- **WRITTEN INSTRUCTION**: Copy out every record precisely.

(Part of a data file)
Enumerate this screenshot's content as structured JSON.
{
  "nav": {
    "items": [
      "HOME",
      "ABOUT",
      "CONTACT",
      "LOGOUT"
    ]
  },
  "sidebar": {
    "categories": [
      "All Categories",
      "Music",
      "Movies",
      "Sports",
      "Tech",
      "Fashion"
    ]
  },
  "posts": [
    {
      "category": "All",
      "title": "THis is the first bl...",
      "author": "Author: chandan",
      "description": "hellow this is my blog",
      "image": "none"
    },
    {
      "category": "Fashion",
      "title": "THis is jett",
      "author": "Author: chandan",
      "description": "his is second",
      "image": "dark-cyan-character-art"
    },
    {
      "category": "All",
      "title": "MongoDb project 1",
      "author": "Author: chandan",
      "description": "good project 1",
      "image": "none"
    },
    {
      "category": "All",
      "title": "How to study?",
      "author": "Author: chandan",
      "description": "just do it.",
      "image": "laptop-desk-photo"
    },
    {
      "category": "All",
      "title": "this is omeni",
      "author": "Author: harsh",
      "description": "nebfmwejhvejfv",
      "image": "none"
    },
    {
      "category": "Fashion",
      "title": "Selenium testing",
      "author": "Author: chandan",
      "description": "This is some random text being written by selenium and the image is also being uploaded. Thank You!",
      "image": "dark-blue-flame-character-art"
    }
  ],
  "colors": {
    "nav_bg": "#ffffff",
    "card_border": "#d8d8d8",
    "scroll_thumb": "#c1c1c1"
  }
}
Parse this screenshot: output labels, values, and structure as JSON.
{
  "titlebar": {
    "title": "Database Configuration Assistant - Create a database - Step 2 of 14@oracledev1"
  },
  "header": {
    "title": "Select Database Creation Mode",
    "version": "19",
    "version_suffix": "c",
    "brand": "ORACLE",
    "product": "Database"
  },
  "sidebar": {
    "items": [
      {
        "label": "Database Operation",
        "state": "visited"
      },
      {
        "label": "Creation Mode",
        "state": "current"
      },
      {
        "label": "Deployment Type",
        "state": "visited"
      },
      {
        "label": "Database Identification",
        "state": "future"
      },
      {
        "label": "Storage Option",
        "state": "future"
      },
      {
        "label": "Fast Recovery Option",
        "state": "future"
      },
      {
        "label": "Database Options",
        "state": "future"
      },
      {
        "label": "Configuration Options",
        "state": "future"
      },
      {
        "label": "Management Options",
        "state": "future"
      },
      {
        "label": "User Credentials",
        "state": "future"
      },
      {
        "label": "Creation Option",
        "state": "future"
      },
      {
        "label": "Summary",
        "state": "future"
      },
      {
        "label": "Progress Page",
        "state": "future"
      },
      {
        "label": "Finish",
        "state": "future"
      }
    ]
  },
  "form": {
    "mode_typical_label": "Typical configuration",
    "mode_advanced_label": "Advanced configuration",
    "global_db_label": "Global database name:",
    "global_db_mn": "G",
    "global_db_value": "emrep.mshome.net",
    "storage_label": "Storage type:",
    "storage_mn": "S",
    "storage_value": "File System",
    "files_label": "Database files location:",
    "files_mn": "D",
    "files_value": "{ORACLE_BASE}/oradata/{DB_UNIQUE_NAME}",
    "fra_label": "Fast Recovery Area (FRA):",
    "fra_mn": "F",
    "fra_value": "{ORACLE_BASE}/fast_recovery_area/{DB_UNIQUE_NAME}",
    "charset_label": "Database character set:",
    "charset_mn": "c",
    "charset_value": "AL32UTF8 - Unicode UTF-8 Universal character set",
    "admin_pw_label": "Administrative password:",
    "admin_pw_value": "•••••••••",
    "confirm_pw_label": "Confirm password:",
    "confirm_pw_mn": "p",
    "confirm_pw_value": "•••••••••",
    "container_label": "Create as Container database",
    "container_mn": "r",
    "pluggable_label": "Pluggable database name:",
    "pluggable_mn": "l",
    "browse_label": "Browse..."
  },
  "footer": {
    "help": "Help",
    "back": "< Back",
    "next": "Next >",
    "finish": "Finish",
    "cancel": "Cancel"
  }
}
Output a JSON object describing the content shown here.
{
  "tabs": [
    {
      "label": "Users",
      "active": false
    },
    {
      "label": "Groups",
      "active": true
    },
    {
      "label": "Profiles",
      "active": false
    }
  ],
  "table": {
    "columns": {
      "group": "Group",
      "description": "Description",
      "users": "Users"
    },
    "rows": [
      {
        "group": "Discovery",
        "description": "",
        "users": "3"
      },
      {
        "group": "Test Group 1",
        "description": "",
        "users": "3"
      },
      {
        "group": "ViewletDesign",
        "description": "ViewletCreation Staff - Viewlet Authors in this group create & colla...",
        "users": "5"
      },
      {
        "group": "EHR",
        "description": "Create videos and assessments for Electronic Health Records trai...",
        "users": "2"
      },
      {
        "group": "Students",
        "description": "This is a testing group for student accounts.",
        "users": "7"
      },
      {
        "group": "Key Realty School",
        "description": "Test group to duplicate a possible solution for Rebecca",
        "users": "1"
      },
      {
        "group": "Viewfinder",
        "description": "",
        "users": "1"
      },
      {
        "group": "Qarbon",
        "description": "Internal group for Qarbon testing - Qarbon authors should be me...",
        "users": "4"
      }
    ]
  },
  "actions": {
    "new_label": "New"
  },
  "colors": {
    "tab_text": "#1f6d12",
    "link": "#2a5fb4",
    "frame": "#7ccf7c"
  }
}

- **TASK SOLUTION**:
Enumerate this screenshot's content as structured JSON.
{
  "nav": {
    "items": [
      "HOME",
      "ABOUT",
      "CONTACT",
      "LOGOUT"
    ]
  },
  "sidebar": {
    "categories": [
      "All Categories",
      "Music",
      "Movies",
      "Sports",
      "Tech",
      "Fashion"
    ]
  },
  "posts": [
    {
      "category": "All",
      "title": "THis is the first bl...",
      "author": "Author: chandan",
      "description": "hellow this is my blog",
      "image": "none"
    },
    {
      "category": "Fashion",
      "title": "THis is jett",
      "author": "Author: chandan",
      "description": "his is second",
      "image": "dark-cyan-character-art"
    },
    {
      "category": "All",
      "title": "MongoDb project 1",
      "author": "Author: chandan",
      "description": "good project 1",
      "image": "none"
    },
    {
      "category": "All",
      "title": "How to study?",
      "author": "Author: chandan",
      "description": "just do it.",
      "image": "laptop-desk-photo"
    },
    {
      "category": "All",
      "title": "this is omeni",
      "author": "Author: harsh",
      "description": "nebfmwejhvejfv",
      "image": "none"
    },
    {
      "category": "Fashion",
      "title": "Selenium testing",
      "author": "Author: chandan",
      "description": "This is some random text being written by selenium and the image is also being uploaded. Thank You!",
      "image": "dark-blue-flame-character-art"
    }
  ],
  "colors": {
    "nav_bg": "#ffffff",
    "card_border": "#d8d8d8",
    "scroll_thumb": "#c1c1c1"
  }
}
Parse this screenshot: output labels, values, and structure as JSON.
{
  "titlebar": {
    "title": "Database Configuration Assistant - Create a database - Step 2 of 14@oracledev1"
  },
  "header": {
    "title": "Select Database Creation Mode",
    "version": "19",
    "version_suffix": "c",
    "brand": "ORACLE",
    "product": "Database"
  },
  "sidebar": {
    "items": [
      {
        "label": "Database Operation",
        "state": "visited"
      },
      {
        "label": "Creation Mode",
        "state": "current"
      },
      {
        "label": "Deployment Type",
        "state": "visited"
      },
      {
        "label": "Database Identification",
        "state": "future"
      },
      {
        "label": "Storage Option",
        "state": "future"
      },
      {
        "label": "Fast Recovery Option",
        "state": "future"
      },
      {
        "label": "Database Options",
        "state": "future"
      },
      {
        "label": "Configuration Options",
        "state": "future"
      },
      {
        "label": "Management Options",
        "state": "future"
      },
      {
        "label": "User Credentials",
        "state": "future"
      },
      {
        "label": "Creation Option",
        "state": "future"
      },
      {
        "label": "Summary",
        "state": "future"
      },
      {
        "label": "Progress Page",
        "state": "future"
      },
      {
        "label": "Finish",
        "state": "future"
      }
    ]
  },
  "form": {
    "mode_typical_label": "Typical configuration",
    "mode_advanced_label": "Advanced configuration",
    "global_db_label": "Global database name:",
    "global_db_mn": "G",
    "global_db_value": "emrep.mshome.net",
    "storage_label": "Storage type:",
    "storage_mn": "S",
    "storage_value": "File System",
    "files_label": "Database files location:",
    "files_mn": "D",
    "files_value": "{ORACLE_BASE}/oradata/{DB_UNIQUE_NAME}",
    "fra_label": "Fast Recovery Area (FRA):",
    "fra_mn": "F",
    "fra_value": "{ORACLE_BASE}/fast_recovery_area/{DB_UNIQUE_NAME}",
    "charset_label": "Database character set:",
    "charset_mn": "c",
    "charset_value": "AL32UTF8 - Unicode UTF-8 Universal character set",
    "admin_pw_label": "Administrative password:",
    "admin_pw_value": "•••••••••",
    "confirm_pw_label": "Confirm password:",
    "confirm_pw_mn": "p",
    "confirm_pw_value": "•••••••••",
    "container_label": "Create as Container database",
    "container_mn": "r",
    "pluggable_label": "Pluggable database name:",
    "pluggable_mn": "l",
    "browse_label": "Browse..."
  },
  "footer": {
    "help": "Help",
    "back": "< Back",
    "next": "Next >",
    "finish": "Finish",
    "cancel": "Cancel"
  }
}
Output a JSON object describing the content shown here.
{
  "tabs": [
    {
      "label": "Users",
      "active": false
    },
    {
      "label": "Groups",
      "active": true
    },
    {
      "label": "Profiles",
      "active": false
    }
  ],
  "table": {
    "columns": {
      "group": "Group",
      "description": "Description",
      "users": "Users"
    },
    "rows": [
      {
        "group": "Discovery",
        "description": "",
        "users": "3"
      },
      {
        "group": "Test Group 1",
        "description": "",
        "users": "3"
      },
      {
        "group": "ViewletDesign",
        "description": "ViewletCreation Staff - Viewlet Authors in this group create & colla...",
        "users": "5"
      },
      {
        "group": "EHR",
        "description": "Create videos and assessments for Electronic Health Records trai...",
        "users": "2"
      },
      {
        "group": "Students",
        "description": "This is a testing group for student accounts.",
        "users": "7"
      },
      {
        "group": "Key Realty School",
        "description": "Test group to duplicate a possible solution for Rebecca",
        "users": "1"
      },
      {
        "group": "Viewfinder",
        "description": "",
        "users": "1"
      },
      {
        "group": "Qarbon",
        "description": "Internal group for Qarbon testing - Qarbon authors should be me...",
        "users": "4"
      }
    ]
  },
  "actions": {
    "new_label": "New"
  },
  "colors": {
    "tab_text": "#1f6d12",
    "link": "#2a5fb4",
    "frame": "#7ccf7c"
  }
}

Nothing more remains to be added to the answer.